===== Input material

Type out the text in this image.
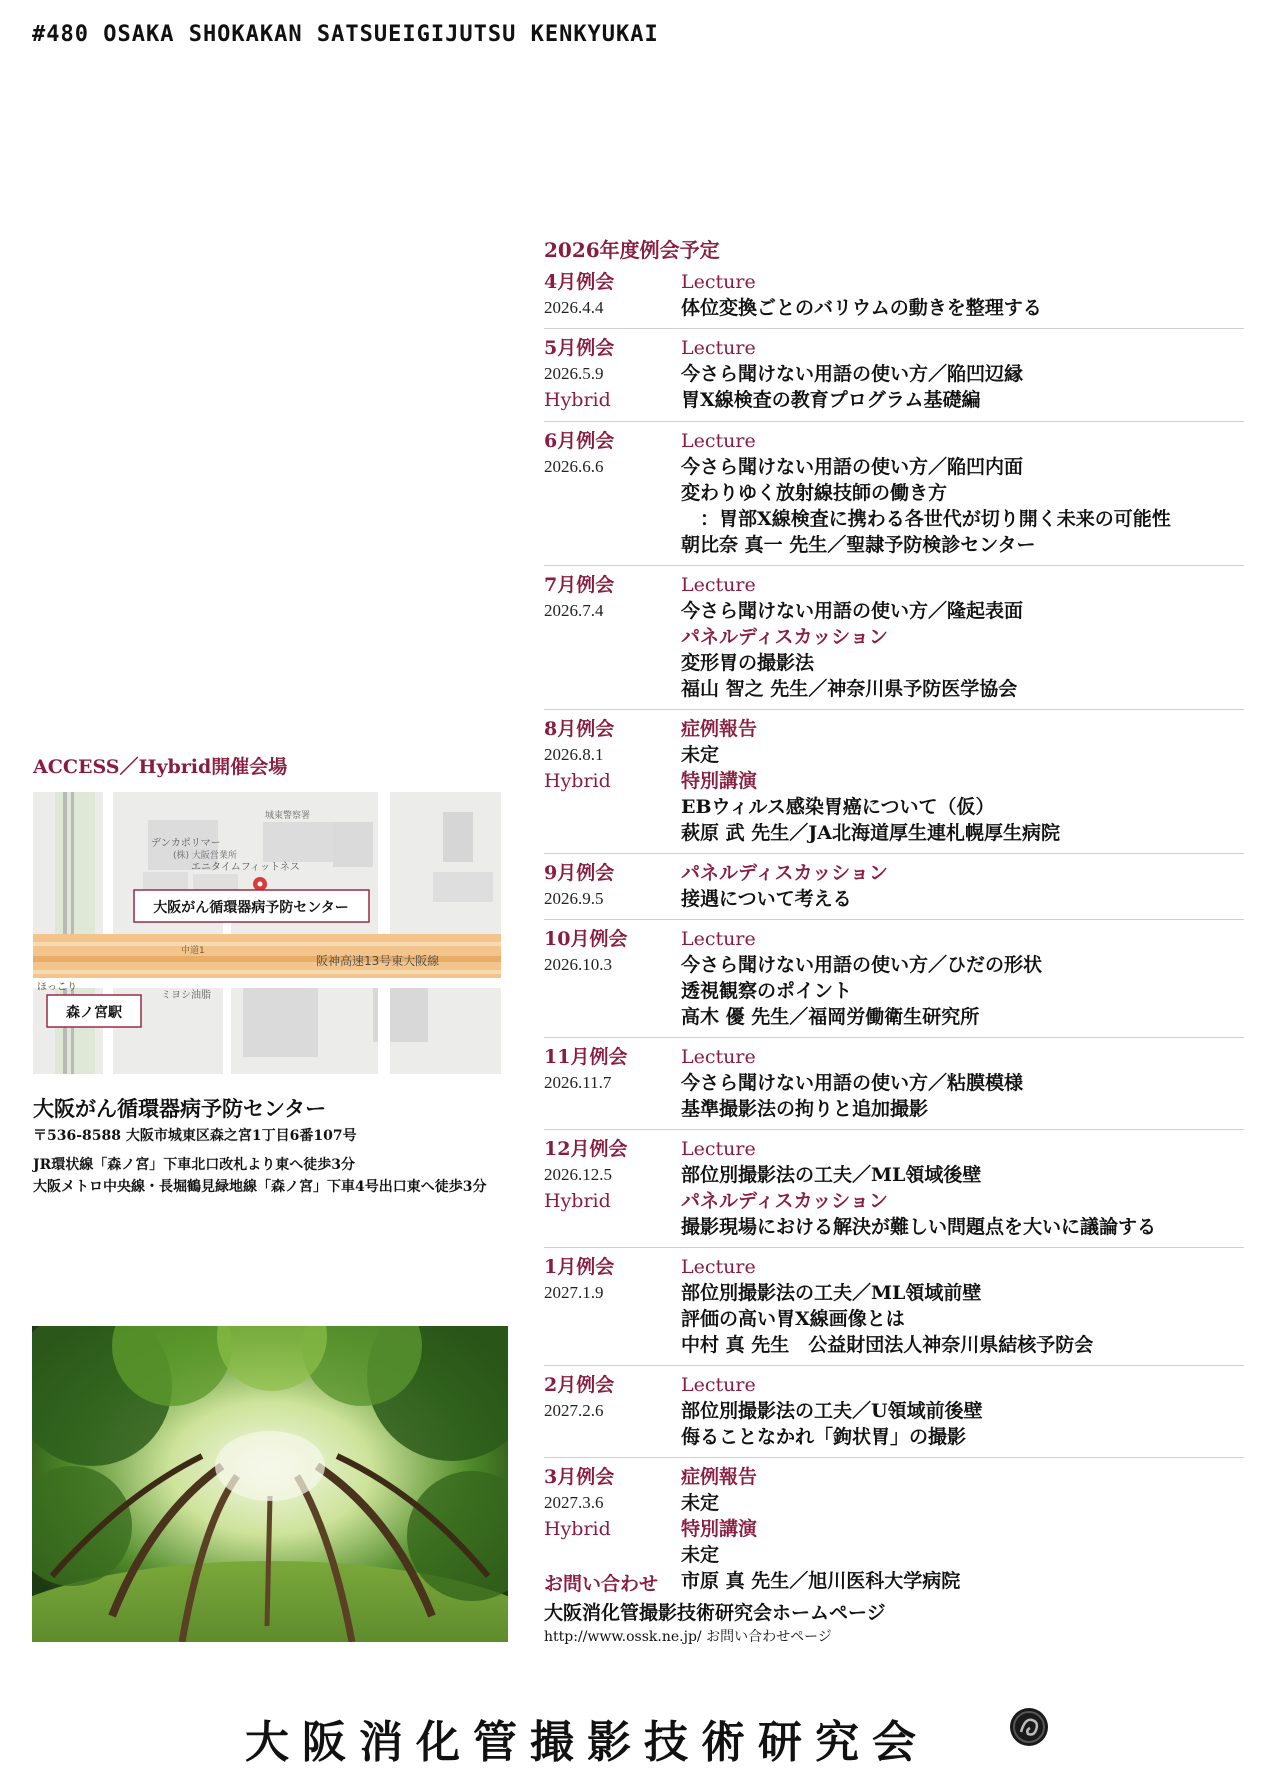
#480 OSAKA SHOKAKAN SATSUEIGIJUTSU KENKYUKAI
2026年度例会予定
4月例会
2026.4.4
Lecture
体位変換ごとのバリウムの動きを整理する
5月例会
2026.5.9
Hybrid
Lecture
今さら聞けない用語の使い方／陥凹辺縁
胃X線検査の教育プログラム基礎編
6月例会
2026.6.6
Lecture
今さら聞けない用語の使い方／陥凹内面
変わりゆく放射線技師の働き方
　：胃部X線検査に携わる各世代が切り開く未来の可能性
朝比奈 真一 先生／聖隷予防検診センター
7月例会
2026.7.4
Lecture
今さら聞けない用語の使い方／隆起表面
パネルディスカッション
変形胃の撮影法
福山 智之 先生／神奈川県予防医学協会
8月例会
2026.8.1
Hybrid
症例報告
未定
特別講演
EBウィルス感染胃癌について（仮）
萩原 武 先生／JA北海道厚生連札幌厚生病院
9月例会
2026.9.5
パネルディスカッション
接遇について考える
10月例会
2026.10.3
Lecture
今さら聞けない用語の使い方／ひだの形状
透視観察のポイント
高木 優 先生／福岡労働衛生研究所
11月例会
2026.11.7
Lecture
今さら聞けない用語の使い方／粘膜模様
基準撮影法の拘りと追加撮影
12月例会
2026.12.5
Hybrid
Lecture
部位別撮影法の工夫／ML領域後壁
パネルディスカッション
撮影現場における解決が難しい問題点を大いに議論する
1月例会
2027.1.9
Lecture
部位別撮影法の工夫／ML領域前壁
評価の高い胃X線画像とは
中村 真 先生　公益財団法人神奈川県結核予防会
2月例会
2027.2.6
Lecture
部位別撮影法の工夫／U領域前後壁
侮ることなかれ「鉤状胃」の撮影
3月例会
2027.3.6
Hybrid
症例報告
未定
特別講演
未定
市原 真 先生／旭川医科大学病院
ACCESS／Hybrid開催会場
デンカポリマー
(株) 大阪営業所
エニタイムフィットネス
城東警察署
中道1
阪神高速13号東大阪線
ほっこり
ミヨシ油脂
大阪がん循環器病予防センター
森ノ宮駅
大阪がん循環器病予防センター
〒536-8588 大阪市城東区森之宮1丁目6番107号
JR環状線「森ノ宮」下車北口改札より東へ徒歩3分
大阪メトロ中央線・長堀鶴見緑地線「森ノ宮」下車4号出口東へ徒歩3分
お問い合わせ
大阪消化管撮影技術研究会ホームページ
http://www.ossk.ne.jp/ お問い合わせページ
大阪消化管撮影技術研究会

==========

Repeat the material above word for word and skip every image in it.

▶ _Correct response_:
Type out the text in this image.
#480 OSAKA SHOKAKAN SATSUEIGIJUTSU KENKYUKAI
2026年度例会予定
4月例会
2026.4.4
Lecture
体位変換ごとのバリウムの動きを整理する
5月例会
2026.5.9
Hybrid
Lecture
今さら聞けない用語の使い方／陥凹辺縁
胃X線検査の教育プログラム基礎編
6月例会
2026.6.6
Lecture
今さら聞けない用語の使い方／陥凹内面
変わりゆく放射線技師の働き方
　：胃部X線検査に携わる各世代が切り開く未来の可能性
朝比奈 真一 先生／聖隷予防検診センター
7月例会
2026.7.4
Lecture
今さら聞けない用語の使い方／隆起表面
パネルディスカッション
変形胃の撮影法
福山 智之 先生／神奈川県予防医学協会
8月例会
2026.8.1
Hybrid
症例報告
未定
特別講演
EBウィルス感染胃癌について（仮）
萩原 武 先生／JA北海道厚生連札幌厚生病院
9月例会
2026.9.5
パネルディスカッション
接遇について考える
10月例会
2026.10.3
Lecture
今さら聞けない用語の使い方／ひだの形状
透視観察のポイント
高木 優 先生／福岡労働衛生研究所
11月例会
2026.11.7
Lecture
今さら聞けない用語の使い方／粘膜模様
基準撮影法の拘りと追加撮影
12月例会
2026.12.5
Hybrid
Lecture
部位別撮影法の工夫／ML領域後壁
パネルディスカッション
撮影現場における解決が難しい問題点を大いに議論する
1月例会
2027.1.9
Lecture
部位別撮影法の工夫／ML領域前壁
評価の高い胃X線画像とは
中村 真 先生　公益財団法人神奈川県結核予防会
2月例会
2027.2.6
Lecture
部位別撮影法の工夫／U領域前後壁
侮ることなかれ「鉤状胃」の撮影
3月例会
2027.3.6
Hybrid
症例報告
未定
特別講演
未定
市原 真 先生／旭川医科大学病院
ACCESS／Hybrid開催会場
デンカポリマー
(株) 大阪営業所
エニタイムフィットネス
城東警察署
中道1
阪神高速13号東大阪線
ほっこり
ミヨシ油脂
大阪がん循環器病予防センター
森ノ宮駅
大阪がん循環器病予防センター
〒536-8588 大阪市城東区森之宮1丁目6番107号
JR環状線「森ノ宮」下車北口改札より東へ徒歩3分
大阪メトロ中央線・長堀鶴見緑地線「森ノ宮」下車4号出口東へ徒歩3分
お問い合わせ
大阪消化管撮影技術研究会ホームページ
http://www.ossk.ne.jp/ お問い合わせページ
大阪消化管撮影技術研究会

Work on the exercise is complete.